Dataset entries on figures
####
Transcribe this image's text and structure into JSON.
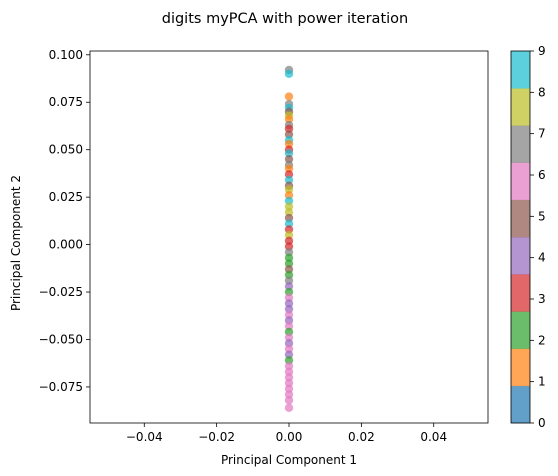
{
  "chart_data": {
    "type": "scatter",
    "title": "digits myPCA with power iteration",
    "xlabel": "Principal Component 1",
    "ylabel": "Principal Component 2",
    "xlim": [
      -0.055,
      0.055
    ],
    "ylim": [
      -0.094,
      0.102
    ],
    "grid": false,
    "x_ticks": [
      -0.04,
      -0.02,
      0.0,
      0.02,
      0.04
    ],
    "x_tick_labels": [
      "−0.04",
      "−0.02",
      "0.00",
      "0.02",
      "0.04"
    ],
    "y_ticks": [
      -0.075,
      -0.05,
      -0.025,
      0.0,
      0.025,
      0.05,
      0.075,
      0.1
    ],
    "y_tick_labels": [
      "−0.075",
      "−0.050",
      "−0.025",
      "0.000",
      "0.025",
      "0.050",
      "0.075",
      "0.100"
    ],
    "colorbar": {
      "min": 0,
      "max": 9,
      "ticks": [
        0,
        1,
        2,
        3,
        4,
        5,
        6,
        7,
        8,
        9
      ],
      "tick_labels": [
        "0",
        "1",
        "2",
        "3",
        "4",
        "5",
        "6",
        "7",
        "8",
        "9"
      ],
      "colors": [
        "#1f77b4",
        "#ff7f0e",
        "#2ca02c",
        "#d62728",
        "#9467bd",
        "#8c564b",
        "#e377c2",
        "#7f7f7f",
        "#bcbd22",
        "#17becf"
      ]
    },
    "points": [
      {
        "x": 0,
        "y": 0.092,
        "c": 7
      },
      {
        "x": 0,
        "y": 0.09,
        "c": 9
      },
      {
        "x": 0,
        "y": 0.078,
        "c": 1
      },
      {
        "x": 0,
        "y": 0.074,
        "c": 7
      },
      {
        "x": 0,
        "y": 0.072,
        "c": 9
      },
      {
        "x": 0,
        "y": 0.07,
        "c": 5
      },
      {
        "x": 0,
        "y": 0.068,
        "c": 8
      },
      {
        "x": 0,
        "y": 0.066,
        "c": 1
      },
      {
        "x": 0,
        "y": 0.063,
        "c": 7
      },
      {
        "x": 0,
        "y": 0.061,
        "c": 3
      },
      {
        "x": 0,
        "y": 0.058,
        "c": 5
      },
      {
        "x": 0,
        "y": 0.055,
        "c": 9
      },
      {
        "x": 0,
        "y": 0.053,
        "c": 1
      },
      {
        "x": 0,
        "y": 0.05,
        "c": 3
      },
      {
        "x": 0,
        "y": 0.048,
        "c": 9
      },
      {
        "x": 0,
        "y": 0.045,
        "c": 5
      },
      {
        "x": 0,
        "y": 0.042,
        "c": 7
      },
      {
        "x": 0,
        "y": 0.04,
        "c": 1
      },
      {
        "x": 0,
        "y": 0.037,
        "c": 3
      },
      {
        "x": 0,
        "y": 0.034,
        "c": 9
      },
      {
        "x": 0,
        "y": 0.031,
        "c": 5
      },
      {
        "x": 0,
        "y": 0.029,
        "c": 8
      },
      {
        "x": 0,
        "y": 0.026,
        "c": 1
      },
      {
        "x": 0,
        "y": 0.023,
        "c": 9
      },
      {
        "x": 0,
        "y": 0.02,
        "c": 8
      },
      {
        "x": 0,
        "y": 0.017,
        "c": 8
      },
      {
        "x": 0,
        "y": 0.014,
        "c": 5
      },
      {
        "x": 0,
        "y": 0.011,
        "c": 9
      },
      {
        "x": 0,
        "y": 0.008,
        "c": 3
      },
      {
        "x": 0,
        "y": 0.005,
        "c": 8
      },
      {
        "x": 0,
        "y": 0.002,
        "c": 3
      },
      {
        "x": 0,
        "y": -0.001,
        "c": 3
      },
      {
        "x": 0,
        "y": -0.004,
        "c": 7
      },
      {
        "x": 0,
        "y": -0.007,
        "c": 2
      },
      {
        "x": 0,
        "y": -0.01,
        "c": 2
      },
      {
        "x": 0,
        "y": -0.013,
        "c": 5
      },
      {
        "x": 0,
        "y": -0.016,
        "c": 2
      },
      {
        "x": 0,
        "y": -0.019,
        "c": 7
      },
      {
        "x": 0,
        "y": -0.022,
        "c": 4
      },
      {
        "x": 0,
        "y": -0.025,
        "c": 2
      },
      {
        "x": 0,
        "y": -0.028,
        "c": 6
      },
      {
        "x": 0,
        "y": -0.031,
        "c": 4
      },
      {
        "x": 0,
        "y": -0.034,
        "c": 4
      },
      {
        "x": 0,
        "y": -0.037,
        "c": 6
      },
      {
        "x": 0,
        "y": -0.04,
        "c": 4
      },
      {
        "x": 0,
        "y": -0.043,
        "c": 6
      },
      {
        "x": 0,
        "y": -0.046,
        "c": 2
      },
      {
        "x": 0,
        "y": -0.049,
        "c": 6
      },
      {
        "x": 0,
        "y": -0.052,
        "c": 4
      },
      {
        "x": 0,
        "y": -0.055,
        "c": 6
      },
      {
        "x": 0,
        "y": -0.058,
        "c": 4
      },
      {
        "x": 0,
        "y": -0.061,
        "c": 2
      },
      {
        "x": 0,
        "y": -0.064,
        "c": 6
      },
      {
        "x": 0,
        "y": -0.067,
        "c": 6
      },
      {
        "x": 0,
        "y": -0.07,
        "c": 6
      },
      {
        "x": 0,
        "y": -0.073,
        "c": 6
      },
      {
        "x": 0,
        "y": -0.076,
        "c": 6
      },
      {
        "x": 0,
        "y": -0.079,
        "c": 6
      },
      {
        "x": 0,
        "y": -0.082,
        "c": 6
      },
      {
        "x": 0,
        "y": -0.086,
        "c": 6
      }
    ]
  }
}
####
> [Task to carry out]
Reproduce each line of the material containing the word "Principal".

> [Output for this exercise]
    "xlabel": "Principal Component 1",
    "ylabel": "Principal Component 2",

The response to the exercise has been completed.